══ RECORD EXCERPTS

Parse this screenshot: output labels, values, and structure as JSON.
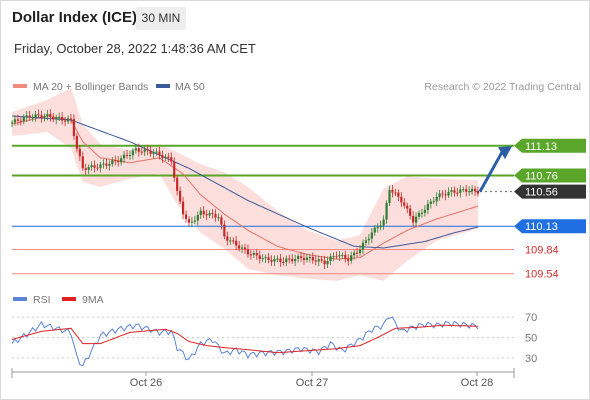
{
  "header": {
    "title": "Dollar Index (ICE)",
    "timeframe": "30 MIN",
    "datetime": "Friday, October 28, 2022 1:48:36 AM CET"
  },
  "legend": {
    "ma20": {
      "label": "MA 20 + Bollinger Bands",
      "color": "#f28b82"
    },
    "ma50": {
      "label": "MA 50",
      "color": "#3b5998"
    },
    "copyright": "Research © 2022 Trading Central"
  },
  "rsi_legend": {
    "rsi": {
      "label": "RSI",
      "color": "#5b84d6"
    },
    "ma": {
      "label": "9MA",
      "color": "#e02020"
    }
  },
  "colors": {
    "up": "#2e7d32",
    "down": "#c62828",
    "resistance": "#5aa62a",
    "pivot": "#1f6fe0",
    "support": "#f28b82",
    "last": "#333333"
  },
  "chart_data": [
    {
      "type": "candlestick",
      "x_labels": [
        "Oct 26",
        "Oct 27",
        "Oct 28"
      ],
      "ylim": [
        109.3,
        111.55
      ],
      "levels": [
        {
          "value": 111.13,
          "label": "111.13",
          "kind": "resistance"
        },
        {
          "value": 110.76,
          "label": "110.76",
          "kind": "resistance"
        },
        {
          "value": 110.56,
          "label": "110.56",
          "kind": "last"
        },
        {
          "value": 110.13,
          "label": "110.13",
          "kind": "pivot"
        },
        {
          "value": 109.84,
          "label": "109.84",
          "kind": "support"
        },
        {
          "value": 109.54,
          "label": "109.54",
          "kind": "support"
        }
      ],
      "price_anchors": [
        [
          0,
          111.42
        ],
        [
          6,
          111.5
        ],
        [
          12,
          111.5
        ],
        [
          18,
          111.45
        ],
        [
          20,
          111.45
        ],
        [
          22,
          111.1
        ],
        [
          24,
          110.85
        ],
        [
          30,
          110.88
        ],
        [
          36,
          110.95
        ],
        [
          42,
          111.08
        ],
        [
          48,
          111.05
        ],
        [
          54,
          110.95
        ],
        [
          56,
          110.55
        ],
        [
          58,
          110.3
        ],
        [
          60,
          110.15
        ],
        [
          64,
          110.3
        ],
        [
          70,
          110.25
        ],
        [
          72,
          110.0
        ],
        [
          76,
          109.9
        ],
        [
          80,
          109.8
        ],
        [
          86,
          109.72
        ],
        [
          92,
          109.7
        ],
        [
          98,
          109.74
        ],
        [
          102,
          109.72
        ],
        [
          106,
          109.68
        ],
        [
          110,
          109.78
        ],
        [
          114,
          109.72
        ],
        [
          118,
          109.85
        ],
        [
          122,
          110.05
        ],
        [
          126,
          110.2
        ],
        [
          128,
          110.6
        ],
        [
          132,
          110.45
        ],
        [
          136,
          110.2
        ],
        [
          140,
          110.35
        ],
        [
          144,
          110.5
        ],
        [
          148,
          110.55
        ],
        [
          154,
          110.58
        ],
        [
          158,
          110.56
        ]
      ],
      "ma20_anchors": [
        [
          0,
          111.4
        ],
        [
          12,
          111.5
        ],
        [
          20,
          111.45
        ],
        [
          24,
          111.18
        ],
        [
          30,
          110.98
        ],
        [
          40,
          110.92
        ],
        [
          50,
          110.98
        ],
        [
          58,
          110.78
        ],
        [
          64,
          110.52
        ],
        [
          72,
          110.28
        ],
        [
          80,
          110.08
        ],
        [
          90,
          109.88
        ],
        [
          100,
          109.78
        ],
        [
          110,
          109.72
        ],
        [
          118,
          109.74
        ],
        [
          126,
          109.92
        ],
        [
          134,
          110.08
        ],
        [
          144,
          110.22
        ],
        [
          158,
          110.38
        ]
      ],
      "band_upper": [
        [
          0,
          111.55
        ],
        [
          12,
          111.7
        ],
        [
          20,
          111.85
        ],
        [
          24,
          111.4
        ],
        [
          30,
          111.15
        ],
        [
          40,
          111.08
        ],
        [
          50,
          111.15
        ],
        [
          56,
          111.05
        ],
        [
          64,
          110.9
        ],
        [
          72,
          110.8
        ],
        [
          80,
          110.62
        ],
        [
          90,
          110.32
        ],
        [
          100,
          110.08
        ],
        [
          110,
          109.95
        ],
        [
          118,
          110.02
        ],
        [
          126,
          110.6
        ],
        [
          134,
          110.75
        ],
        [
          144,
          110.72
        ],
        [
          158,
          110.7
        ]
      ],
      "band_lower": [
        [
          0,
          111.25
        ],
        [
          12,
          111.3
        ],
        [
          20,
          111.1
        ],
        [
          24,
          110.68
        ],
        [
          30,
          110.62
        ],
        [
          40,
          110.72
        ],
        [
          50,
          110.78
        ],
        [
          56,
          110.4
        ],
        [
          64,
          110.05
        ],
        [
          72,
          109.85
        ],
        [
          80,
          109.6
        ],
        [
          90,
          109.52
        ],
        [
          100,
          109.48
        ],
        [
          110,
          109.45
        ],
        [
          118,
          109.52
        ],
        [
          126,
          109.45
        ],
        [
          134,
          109.7
        ],
        [
          144,
          109.95
        ],
        [
          158,
          110.1
        ]
      ],
      "ma50_anchors": [
        [
          0,
          111.5
        ],
        [
          20,
          111.45
        ],
        [
          40,
          111.18
        ],
        [
          60,
          110.85
        ],
        [
          80,
          110.45
        ],
        [
          100,
          110.12
        ],
        [
          116,
          109.88
        ],
        [
          126,
          109.86
        ],
        [
          140,
          109.94
        ],
        [
          150,
          110.05
        ],
        [
          158,
          110.12
        ]
      ]
    },
    {
      "type": "line",
      "name_rsi": "RSI",
      "name_ma": "9MA",
      "ticks": [
        70,
        50,
        30
      ],
      "ylim": [
        20,
        75
      ],
      "rsi_anchors": [
        [
          0,
          44
        ],
        [
          6,
          55
        ],
        [
          10,
          63
        ],
        [
          16,
          58
        ],
        [
          20,
          55
        ],
        [
          22,
          30
        ],
        [
          24,
          22
        ],
        [
          30,
          52
        ],
        [
          36,
          58
        ],
        [
          42,
          62
        ],
        [
          50,
          55
        ],
        [
          54,
          56
        ],
        [
          56,
          40
        ],
        [
          60,
          28
        ],
        [
          64,
          44
        ],
        [
          68,
          48
        ],
        [
          72,
          34
        ],
        [
          76,
          38
        ],
        [
          80,
          33
        ],
        [
          86,
          35
        ],
        [
          92,
          36
        ],
        [
          98,
          39
        ],
        [
          104,
          36
        ],
        [
          108,
          44
        ],
        [
          112,
          37
        ],
        [
          118,
          48
        ],
        [
          122,
          58
        ],
        [
          126,
          62
        ],
        [
          128,
          72
        ],
        [
          132,
          56
        ],
        [
          136,
          60
        ],
        [
          140,
          63
        ],
        [
          144,
          62
        ],
        [
          148,
          64
        ],
        [
          152,
          63
        ],
        [
          158,
          61
        ]
      ],
      "ma_anchors": [
        [
          0,
          48
        ],
        [
          10,
          56
        ],
        [
          20,
          59
        ],
        [
          24,
          44
        ],
        [
          30,
          44
        ],
        [
          40,
          55
        ],
        [
          52,
          58
        ],
        [
          56,
          54
        ],
        [
          60,
          46
        ],
        [
          66,
          42
        ],
        [
          72,
          40
        ],
        [
          80,
          38
        ],
        [
          90,
          35
        ],
        [
          100,
          37
        ],
        [
          110,
          39
        ],
        [
          118,
          42
        ],
        [
          124,
          50
        ],
        [
          130,
          59
        ],
        [
          138,
          60
        ],
        [
          146,
          62
        ],
        [
          158,
          61
        ]
      ]
    }
  ]
}
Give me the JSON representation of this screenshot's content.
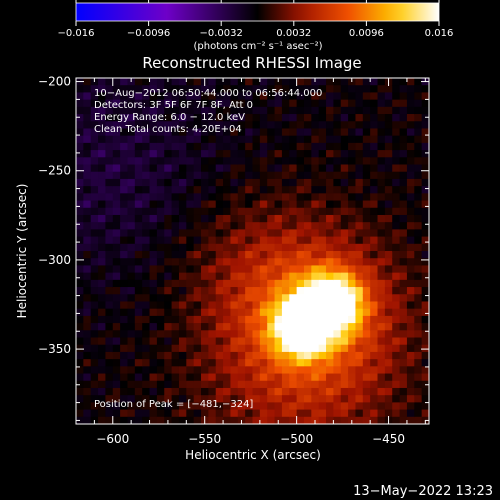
{
  "colorbar": {
    "ticks": [
      "−0.016",
      "−0.0096",
      "−0.0032",
      "0.0032",
      "0.0096",
      "0.016"
    ],
    "units": "(photons cm⁻² s⁻¹ asec⁻²)",
    "range": [
      -0.016,
      0.016
    ]
  },
  "chart_data": {
    "type": "heatmap",
    "title": "Reconstructed RHESSI Image",
    "xlabel": "Heliocentric X (arcsec)",
    "ylabel": "Heliocentric Y (arcsec)",
    "xlim": [
      -620,
      -428
    ],
    "ylim": [
      -392,
      -198
    ],
    "xticks": [
      -600,
      -550,
      -500,
      -450
    ],
    "yticks": [
      -200,
      -250,
      -300,
      -350
    ],
    "xtick_labels": [
      "−600",
      "−550",
      "−500",
      "−450"
    ],
    "ytick_labels": [
      "−200",
      "−250",
      "−300",
      "−350"
    ],
    "info_lines": [
      "10−Aug−2012 06:50:44.000 to 06:56:44.000",
      "Detectors: 3F 5F 6F 7F 8F, Att 0",
      "Energy Range: 6.0 − 12.0 keV",
      "Clean     Total counts: 4.20E+04"
    ],
    "peak_label": "Position of Peak = [−481,−324]",
    "peak": [
      -481,
      -324
    ],
    "sources": [
      {
        "x": -481,
        "y": -324,
        "sigma": 11,
        "amp": 0.016
      },
      {
        "x": -497,
        "y": -338,
        "sigma": 11,
        "amp": 0.0145
      },
      {
        "x": -489,
        "y": -330,
        "sigma": 30,
        "amp": 0.0068
      },
      {
        "x": -500,
        "y": -365,
        "sigma": 38,
        "amp": 0.0035
      },
      {
        "x": -525,
        "y": -300,
        "sigma": 30,
        "amp": 0.0022
      },
      {
        "x": -600,
        "y": -250,
        "sigma": 45,
        "amp": -0.0022
      }
    ]
  },
  "timestamp": "13−May−2022 13:23"
}
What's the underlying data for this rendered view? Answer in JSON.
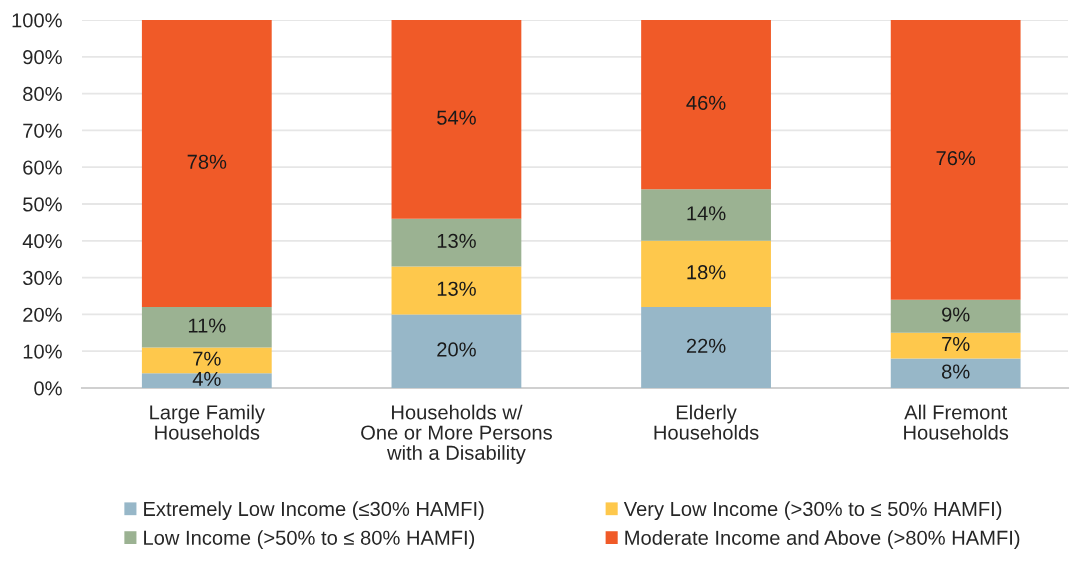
{
  "chart_data": {
    "type": "bar",
    "stacked": true,
    "categories": [
      "Large Family\nHouseholds",
      "Households w/\nOne or More Persons\nwith a Disability",
      "Elderly\nHouseholds",
      "All Fremont\nHouseholds"
    ],
    "series": [
      {
        "name": "Extremely Low Income (≤30% HAMFI)",
        "color": "#97b7c8",
        "values": [
          4,
          20,
          22,
          8
        ],
        "value_labels": [
          "4%",
          "20%",
          "22%",
          "8%"
        ]
      },
      {
        "name": "Very Low Income (>30% to ≤ 50% HAMFI)",
        "color": "#fec84c",
        "values": [
          7,
          13,
          18,
          7
        ],
        "value_labels": [
          "7%",
          "13%",
          "18%",
          "7%"
        ]
      },
      {
        "name": "Low Income (>50% to ≤ 80% HAMFI)",
        "color": "#9bb292",
        "values": [
          11,
          13,
          14,
          9
        ],
        "value_labels": [
          "11%",
          "13%",
          "14%",
          "9%"
        ]
      },
      {
        "name": "Moderate Income and Above (>80% HAMFI)",
        "color": "#f05a28",
        "values": [
          78,
          54,
          46,
          76
        ],
        "value_labels": [
          "78%",
          "54%",
          "46%",
          "76%"
        ]
      }
    ],
    "ylim": [
      0,
      100
    ],
    "yticks": [
      {
        "value": 0,
        "label": "0%"
      },
      {
        "value": 10,
        "label": "10%"
      },
      {
        "value": 20,
        "label": "20%"
      },
      {
        "value": 30,
        "label": "30%"
      },
      {
        "value": 40,
        "label": "40%"
      },
      {
        "value": 50,
        "label": "50%"
      },
      {
        "value": 60,
        "label": "60%"
      },
      {
        "value": 70,
        "label": "70%"
      },
      {
        "value": 80,
        "label": "80%"
      },
      {
        "value": 90,
        "label": "90%"
      },
      {
        "value": 100,
        "label": "100%"
      }
    ],
    "grid": "y",
    "legend": "bottom"
  }
}
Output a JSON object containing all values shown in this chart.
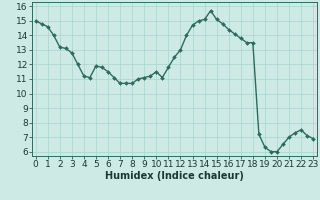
{
  "xlabel": "Humidex (Indice chaleur)",
  "x": [
    0,
    0.5,
    1,
    1.5,
    2,
    2.5,
    3,
    3.5,
    4,
    4.5,
    5,
    5.5,
    6,
    6.5,
    7,
    7.5,
    8,
    8.5,
    9,
    9.5,
    10,
    10.5,
    11,
    11.5,
    12,
    12.5,
    13,
    13.5,
    14,
    14.5,
    15,
    15.5,
    16,
    16.5,
    17,
    17.5,
    18,
    18.5,
    19,
    19.5,
    20,
    20.5,
    21,
    21.5,
    22,
    22.5,
    23
  ],
  "y": [
    15.0,
    14.8,
    14.6,
    14.0,
    13.2,
    13.1,
    12.8,
    12.0,
    11.2,
    11.1,
    11.9,
    11.8,
    11.5,
    11.1,
    10.7,
    10.7,
    10.7,
    11.0,
    11.1,
    11.2,
    11.5,
    11.1,
    11.8,
    12.5,
    13.0,
    14.0,
    14.7,
    15.0,
    15.1,
    15.7,
    15.1,
    14.8,
    14.4,
    14.1,
    13.8,
    13.5,
    13.5,
    7.2,
    6.3,
    6.0,
    6.0,
    6.5,
    7.0,
    7.3,
    7.5,
    7.1,
    6.9
  ],
  "xlim": [
    -0.3,
    23.3
  ],
  "ylim": [
    5.7,
    16.3
  ],
  "yticks": [
    6,
    7,
    8,
    9,
    10,
    11,
    12,
    13,
    14,
    15,
    16
  ],
  "xticks": [
    0,
    1,
    2,
    3,
    4,
    5,
    6,
    7,
    8,
    9,
    10,
    11,
    12,
    13,
    14,
    15,
    16,
    17,
    18,
    19,
    20,
    21,
    22,
    23
  ],
  "line_color": "#2e6b5e",
  "marker": "D",
  "marker_size": 2.0,
  "bg_color": "#ceeae4",
  "grid_color": "#a8d5cc",
  "text_color": "#1a3a30",
  "xlabel_fontsize": 7,
  "tick_fontsize": 6.5,
  "line_width": 1.0
}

════

DIRECTIONS >>
Take the line containing "Output a JSON" as the first line and the last line of the data above as the final one, and output exactly the lines between them, inclusive, with no pictures.

WRITTEN SOLUTION >>
Output a JSON object containing all values shown in this chart.
{
  "xlabel": "Humidex (Indice chaleur)",
  "x": [
    0,
    0.5,
    1,
    1.5,
    2,
    2.5,
    3,
    3.5,
    4,
    4.5,
    5,
    5.5,
    6,
    6.5,
    7,
    7.5,
    8,
    8.5,
    9,
    9.5,
    10,
    10.5,
    11,
    11.5,
    12,
    12.5,
    13,
    13.5,
    14,
    14.5,
    15,
    15.5,
    16,
    16.5,
    17,
    17.5,
    18,
    18.5,
    19,
    19.5,
    20,
    20.5,
    21,
    21.5,
    22,
    22.5,
    23
  ],
  "y": [
    15.0,
    14.8,
    14.6,
    14.0,
    13.2,
    13.1,
    12.8,
    12.0,
    11.2,
    11.1,
    11.9,
    11.8,
    11.5,
    11.1,
    10.7,
    10.7,
    10.7,
    11.0,
    11.1,
    11.2,
    11.5,
    11.1,
    11.8,
    12.5,
    13.0,
    14.0,
    14.7,
    15.0,
    15.1,
    15.7,
    15.1,
    14.8,
    14.4,
    14.1,
    13.8,
    13.5,
    13.5,
    7.2,
    6.3,
    6.0,
    6.0,
    6.5,
    7.0,
    7.3,
    7.5,
    7.1,
    6.9
  ],
  "xlim": [
    -0.3,
    23.3
  ],
  "ylim": [
    5.7,
    16.3
  ],
  "yticks": [
    6,
    7,
    8,
    9,
    10,
    11,
    12,
    13,
    14,
    15,
    16
  ],
  "xticks": [
    0,
    1,
    2,
    3,
    4,
    5,
    6,
    7,
    8,
    9,
    10,
    11,
    12,
    13,
    14,
    15,
    16,
    17,
    18,
    19,
    20,
    21,
    22,
    23
  ],
  "line_color": "#2e6b5e",
  "marker": "D",
  "marker_size": 2.0,
  "bg_color": "#ceeae4",
  "grid_color": "#a8d5cc",
  "text_color": "#1a3a30",
  "xlabel_fontsize": 7,
  "tick_fontsize": 6.5,
  "line_width": 1.0
}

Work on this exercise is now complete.